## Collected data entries
>>>>

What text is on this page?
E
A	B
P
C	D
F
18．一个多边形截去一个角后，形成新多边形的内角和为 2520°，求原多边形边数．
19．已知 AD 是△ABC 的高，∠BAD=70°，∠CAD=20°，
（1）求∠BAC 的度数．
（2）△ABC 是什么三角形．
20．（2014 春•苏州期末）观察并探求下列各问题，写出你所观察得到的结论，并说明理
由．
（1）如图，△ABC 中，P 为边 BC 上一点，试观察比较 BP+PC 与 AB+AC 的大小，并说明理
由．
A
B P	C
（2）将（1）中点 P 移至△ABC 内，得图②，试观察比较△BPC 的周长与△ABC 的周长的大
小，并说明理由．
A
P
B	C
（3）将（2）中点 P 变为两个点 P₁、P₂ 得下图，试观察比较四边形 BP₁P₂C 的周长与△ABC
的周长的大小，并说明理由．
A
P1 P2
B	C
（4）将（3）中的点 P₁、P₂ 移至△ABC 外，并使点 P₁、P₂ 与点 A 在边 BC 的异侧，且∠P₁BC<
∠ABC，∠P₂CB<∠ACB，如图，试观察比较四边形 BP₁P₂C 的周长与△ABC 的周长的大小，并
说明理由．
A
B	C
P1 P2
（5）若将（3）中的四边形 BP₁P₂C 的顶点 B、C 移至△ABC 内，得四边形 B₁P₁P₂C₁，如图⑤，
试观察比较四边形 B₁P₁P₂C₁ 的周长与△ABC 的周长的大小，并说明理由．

<<<<

## GIVEN TASK
Copy each entry exactly, with nothing added or dropped.

## OUTPUT OF THE TASK
What text is on this page?
E
A	B
P
C	D
F
18．一个多边形截去一个角后，形成新多边形的内角和为 2520°，求原多边形边数．
19．已知 AD 是△ABC 的高，∠BAD=70°，∠CAD=20°，
（1）求∠BAC 的度数．
（2）△ABC 是什么三角形．
20．（2014 春•苏州期末）观察并探求下列各问题，写出你所观察得到的结论，并说明理
由．
（1）如图，△ABC 中，P 为边 BC 上一点，试观察比较 BP+PC 与 AB+AC 的大小，并说明理
由．
A
B P	C
（2）将（1）中点 P 移至△ABC 内，得图②，试观察比较△BPC 的周长与△ABC 的周长的大
小，并说明理由．
A
P
B	C
（3）将（2）中点 P 变为两个点 P₁、P₂ 得下图，试观察比较四边形 BP₁P₂C 的周长与△ABC
的周长的大小，并说明理由．
A
P1 P2
B	C
（4）将（3）中的点 P₁、P₂ 移至△ABC 外，并使点 P₁、P₂ 与点 A 在边 BC 的异侧，且∠P₁BC<
∠ABC，∠P₂CB<∠ACB，如图，试观察比较四边形 BP₁P₂C 的周长与△ABC 的周长的大小，并
说明理由．
A
B	C
P1 P2
（5）若将（3）中的四边形 BP₁P₂C 的顶点 B、C 移至△ABC 内，得四边形 B₁P₁P₂C₁，如图⑤，
试观察比较四边形 B₁P₁P₂C₁ 的周长与△ABC 的周长的大小，并说明理由．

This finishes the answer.